-- START Records for this task --
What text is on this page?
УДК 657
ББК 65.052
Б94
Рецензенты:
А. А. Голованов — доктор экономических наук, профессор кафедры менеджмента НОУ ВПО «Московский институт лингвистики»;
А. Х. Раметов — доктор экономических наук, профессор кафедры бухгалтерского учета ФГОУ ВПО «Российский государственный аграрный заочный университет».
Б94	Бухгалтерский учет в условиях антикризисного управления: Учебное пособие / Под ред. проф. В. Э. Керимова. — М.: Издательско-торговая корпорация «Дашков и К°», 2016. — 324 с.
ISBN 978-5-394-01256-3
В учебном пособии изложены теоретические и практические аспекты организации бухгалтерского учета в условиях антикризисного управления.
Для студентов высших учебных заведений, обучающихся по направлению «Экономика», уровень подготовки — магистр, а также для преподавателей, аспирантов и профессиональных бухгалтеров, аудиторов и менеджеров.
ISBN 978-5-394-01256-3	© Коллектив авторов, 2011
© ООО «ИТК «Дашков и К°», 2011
-- END Records for this task --
-- START Records for this task --
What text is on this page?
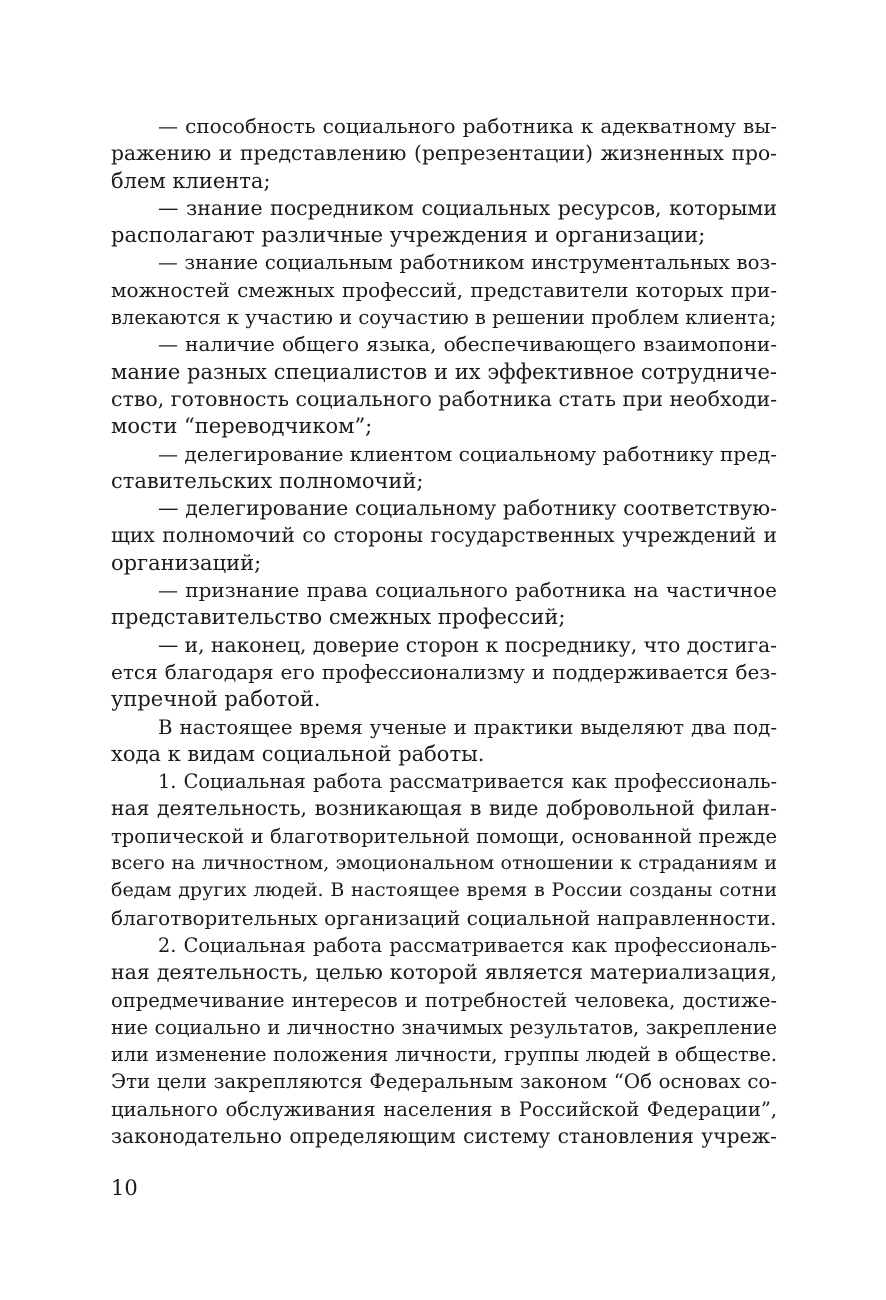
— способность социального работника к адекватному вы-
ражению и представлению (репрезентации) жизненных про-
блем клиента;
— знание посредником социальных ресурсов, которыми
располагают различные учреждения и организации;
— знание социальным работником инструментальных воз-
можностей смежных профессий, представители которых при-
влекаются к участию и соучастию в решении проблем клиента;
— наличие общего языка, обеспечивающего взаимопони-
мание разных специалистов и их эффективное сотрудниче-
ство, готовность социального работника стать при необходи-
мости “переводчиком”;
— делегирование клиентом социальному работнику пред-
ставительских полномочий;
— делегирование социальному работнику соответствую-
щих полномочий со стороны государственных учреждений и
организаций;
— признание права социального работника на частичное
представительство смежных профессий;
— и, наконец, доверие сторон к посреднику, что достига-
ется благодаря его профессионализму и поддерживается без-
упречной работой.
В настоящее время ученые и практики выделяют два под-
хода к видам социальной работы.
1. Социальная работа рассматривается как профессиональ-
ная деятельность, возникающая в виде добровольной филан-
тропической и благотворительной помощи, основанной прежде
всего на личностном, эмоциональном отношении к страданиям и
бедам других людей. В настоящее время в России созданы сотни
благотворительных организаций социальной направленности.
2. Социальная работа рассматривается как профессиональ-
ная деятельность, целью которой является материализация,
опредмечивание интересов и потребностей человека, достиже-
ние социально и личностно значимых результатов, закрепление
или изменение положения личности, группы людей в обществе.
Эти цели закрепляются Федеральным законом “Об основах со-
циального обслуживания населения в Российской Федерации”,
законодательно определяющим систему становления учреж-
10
-- END Records for this task --
> Given instruction: Pick every line with "людей" in it and copy it.

> Solution for this problem:
бедам других людей. В настоящее время в России созданы сотни
или изменение положения личности, группы людей в обществе.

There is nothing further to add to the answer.